• Objective 1:
Extract the passage of the Laura Reese interview that opens with the words containing "Published May 26, 2000" and closes with "brought up right.", reproducing it word for word.
• Objective 2:
Copy, unchanged, the part of the records that opens with the line containing "select-all-icon[interactable]: ▢: [12, 49, 38, 75]" and closes with the line containing "pencil-tool-icon[interactable]: ✎: [6, 368, 30, 392]".

--- Start of Passage ---

Hurt me

A chat with Laura Reese, author of the sexual thriller "Panic Snap."

Published May 26, 2000 7:00PM (EDT)

Laura Reese is the author of "Panic Snap," what some have called an S&M thriller set in the wine country of California. It is about passion, obsession, love and death and has very graphic scenes that feature whipping, harnesses and swings, fist-fucking and other things that are not usually associated with wine tasting.

Reese writes about S&M, but she gets embarrassed talking in front of people and blushes easily. Of course she does. It would have been too perfect if she had met me at the office carrying a leather whip.

She arrives without any implements, but with a friendly smile. She has long, wavy brown hair, lovely blue eyes and the demeanor of someone who was brought up right.

She tells me right off that most of her readers are not in the S&M community; they see the book as a way to learn about what other people do, or just as a good story.

And her background is not in any way filled with violence or chains. She was a reporter in Davis, Calif., ran a couple of restaurants in Southern California and was born in Iowa, of all places. She decided to write as a kid, after reading Nancy Drew. "I thought, maybe I can't be a detective, but I want to be a writer."

The obvious question is, how do you know so much about S&M? Are you into it?

I decided from the first book ["Topping from Below"] not to answer that. It doesn't make any difference. As a result, because I don't answer, people have written that I was an S&M queen. I am a private person; I don't have a need to tell the world about my private life. A reporter once asked me if I was straight or lesbian. I said, "I'm open-minded."

Does anything embarrass you?

I blush very easily, but not on sex stuff. I can talk or write about anything. It's important not to censor yourself.

Why is sex so important?

--- End of Passage ---
--- Start of Records shown ---

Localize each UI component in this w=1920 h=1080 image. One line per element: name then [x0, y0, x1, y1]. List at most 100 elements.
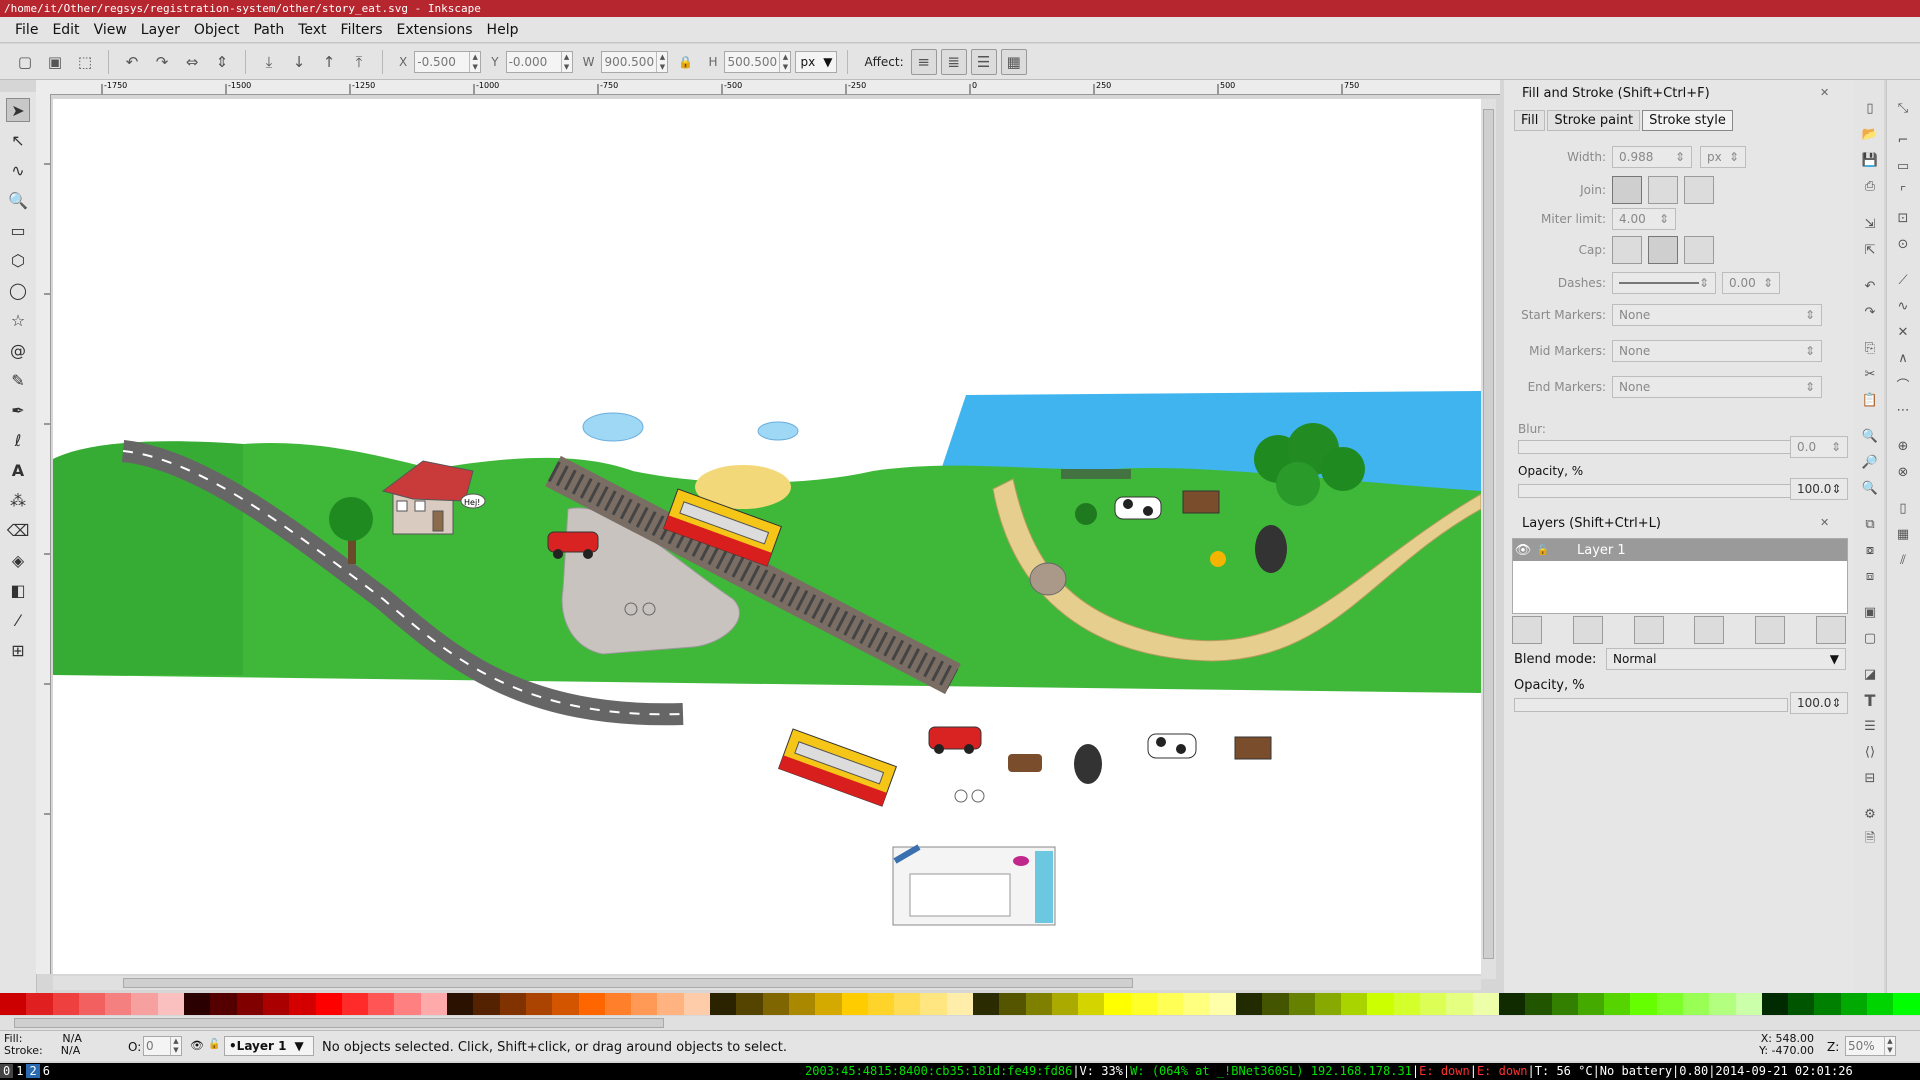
select-all-icon[interactable]: ▢: [12, 49, 38, 75]
color-swatch[interactable]: [1577, 993, 1605, 1015]
tab-stroke-paint[interactable]: Stroke paint: [1547, 110, 1641, 131]
pencil-tool-icon[interactable]: ✎: [6, 368, 30, 392]
color-swatch[interactable]: [683, 993, 711, 1015]
color-swatch[interactable]: [999, 993, 1026, 1015]
end-markers-select[interactable]: None ⇕: [1612, 376, 1822, 398]
color-swatch[interactable]: [184, 993, 211, 1015]
layer-opacity-slider[interactable]: [1514, 698, 1788, 712]
color-swatch[interactable]: [1814, 993, 1841, 1015]
menu-file[interactable]: File: [8, 22, 45, 38]
color-swatch[interactable]: [1130, 993, 1158, 1015]
color-swatch[interactable]: [1709, 993, 1736, 1015]
color-swatch[interactable]: [262, 993, 290, 1015]
snap-guides-icon[interactable]: ⫽: [1893, 550, 1913, 570]
snap-enable-icon[interactable]: ⤡: [1893, 98, 1913, 118]
menu-object[interactable]: Object: [187, 22, 247, 38]
pen-tool-icon[interactable]: ✒: [6, 398, 30, 422]
color-swatch[interactable]: [210, 993, 237, 1015]
color-swatch[interactable]: [867, 993, 895, 1015]
scroll-thumb[interactable]: [1483, 109, 1494, 959]
opacity-slider[interactable]: [1518, 484, 1792, 498]
color-swatch[interactable]: [1472, 993, 1499, 1015]
snap-smooth-icon[interactable]: ⌒: [1893, 374, 1913, 394]
w-field[interactable]: ▲▼: [601, 50, 669, 73]
snap-rotation-center-icon[interactable]: ⊗: [1893, 462, 1913, 482]
dash-offset-field[interactable]: 0.00 ⇕: [1722, 272, 1780, 294]
spray-tool-icon[interactable]: ⁂: [6, 488, 30, 512]
snap-bbox-center-icon[interactable]: ⊙: [1893, 234, 1913, 254]
color-swatch[interactable]: [525, 993, 553, 1015]
color-swatch[interactable]: [315, 993, 342, 1015]
calligraphy-tool-icon[interactable]: ℓ: [6, 428, 30, 452]
color-swatch[interactable]: [815, 993, 842, 1015]
color-swatch[interactable]: [1498, 993, 1526, 1015]
width-field[interactable]: 0.988 ⇕: [1612, 146, 1692, 168]
miter-join-button[interactable]: [1612, 176, 1642, 204]
y-field[interactable]: ▲▼: [505, 50, 573, 73]
lock-icon[interactable]: 🔒: [672, 49, 698, 75]
clone-icon[interactable]: ⧇: [1860, 540, 1880, 560]
color-swatch[interactable]: [394, 993, 421, 1015]
color-palette[interactable]: [0, 993, 1920, 1015]
bevel-join-button[interactable]: [1684, 176, 1714, 204]
spin-arrows-icon[interactable]: ▲ ▼: [560, 51, 572, 72]
start-markers-select[interactable]: None ⇕: [1612, 304, 1822, 326]
zoom-field[interactable]: ▲▼: [1845, 1036, 1896, 1056]
color-swatch[interactable]: [1235, 993, 1263, 1015]
color-swatch[interactable]: [1209, 993, 1236, 1015]
snap-bbox-corner-icon[interactable]: ⌜: [1893, 182, 1913, 202]
color-swatch[interactable]: [420, 993, 448, 1015]
color-swatch[interactable]: [1446, 993, 1473, 1015]
color-swatch[interactable]: [1341, 993, 1368, 1015]
lower-icon[interactable]: ↓: [286, 49, 312, 75]
color-swatch[interactable]: [972, 993, 1000, 1015]
color-swatch[interactable]: [1025, 993, 1052, 1015]
ellipse-tool-icon[interactable]: ◯: [6, 278, 30, 302]
color-swatch[interactable]: [1525, 993, 1552, 1015]
spin-arrows-icon[interactable]: ▲ ▼: [469, 51, 480, 72]
y-input[interactable]: [506, 54, 561, 69]
blur-slider[interactable]: [1518, 440, 1792, 454]
menu-help[interactable]: Help: [480, 22, 526, 38]
spiral-tool-icon[interactable]: @: [6, 338, 30, 362]
color-swatch[interactable]: [1262, 993, 1289, 1015]
tab-fill[interactable]: Fill: [1514, 110, 1546, 131]
blur-field[interactable]: 0.0 ⇕: [1790, 436, 1848, 458]
workspace-6[interactable]: 6: [40, 1064, 53, 1078]
color-swatch[interactable]: [1656, 993, 1683, 1015]
group-icon[interactable]: ▣: [1860, 602, 1880, 622]
3d-box-tool-icon[interactable]: ⬡: [6, 248, 30, 272]
butt-cap-button[interactable]: [1612, 236, 1642, 264]
connector-tool-icon[interactable]: ⊞: [6, 638, 30, 662]
color-swatch[interactable]: [1051, 993, 1079, 1015]
star-tool-icon[interactable]: ☆: [6, 308, 30, 332]
text-font-icon[interactable]: T: [1860, 690, 1880, 710]
flip-vertical-icon[interactable]: ⇕: [209, 49, 235, 75]
color-swatch[interactable]: [499, 993, 526, 1015]
menu-filters[interactable]: Filters: [334, 22, 390, 38]
scroll-thumb[interactable]: [14, 1018, 664, 1028]
color-swatch[interactable]: [946, 993, 973, 1015]
layers-icon[interactable]: ☰: [1860, 716, 1880, 736]
visibility-eye-icon[interactable]: 👁: [190, 1039, 204, 1052]
open-icon[interactable]: 📂: [1860, 124, 1880, 144]
paste-icon[interactable]: 📋: [1860, 390, 1880, 410]
h-input[interactable]: [725, 54, 780, 69]
color-swatch[interactable]: [762, 993, 789, 1015]
color-swatch[interactable]: [1840, 993, 1868, 1015]
copy-icon[interactable]: ⎘: [1860, 338, 1880, 358]
color-swatch[interactable]: [1157, 993, 1184, 1015]
color-swatch[interactable]: [236, 993, 263, 1015]
color-swatch[interactable]: [631, 993, 658, 1015]
palette-scrollbar[interactable]: [0, 1016, 1920, 1030]
color-swatch[interactable]: [1761, 993, 1789, 1015]
color-swatch[interactable]: [1735, 993, 1762, 1015]
x-field[interactable]: ▲▼: [414, 50, 482, 73]
spin-arrows-icon[interactable]: ▲ ▼: [656, 51, 667, 72]
opacity-o-input[interactable]: [144, 1039, 170, 1053]
scale-stroke-icon[interactable]: ≡: [910, 48, 937, 75]
selector-tool-icon[interactable]: ➤: [6, 98, 30, 122]
color-swatch[interactable]: [1393, 993, 1421, 1015]
scroll-thumb[interactable]: [123, 978, 1133, 988]
add-layer-button[interactable]: [1512, 616, 1542, 644]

--- End of Records shown ---

• Task result 1:
Published May 26, 2000 7:00PM (EDT)

Laura Reese is the author of "Panic Snap," what some have called an S&M thriller set in the wine country of California. It is about passion, obsession, love and death and has very graphic scenes that feature whipping, harnesses and swings, fist-fucking and other things that are not usually associated with wine tasting.

Reese writes about S&M, but she gets embarrassed talking in front of people and blushes easily. Of course she does. It would have been too perfect if she had met me at the office carrying a leather whip.

She arrives without any implements, but with a friendly smile. She has long, wavy brown hair, lovely blue eyes and the demeanor of someone who was brought up right.

• Task result 2:
select-all-icon[interactable]: ▢: [12, 49, 38, 75]
color-swatch[interactable]: [1577, 993, 1605, 1015]
tab-stroke-paint[interactable]: Stroke paint: [1547, 110, 1641, 131]
pencil-tool-icon[interactable]: ✎: [6, 368, 30, 392]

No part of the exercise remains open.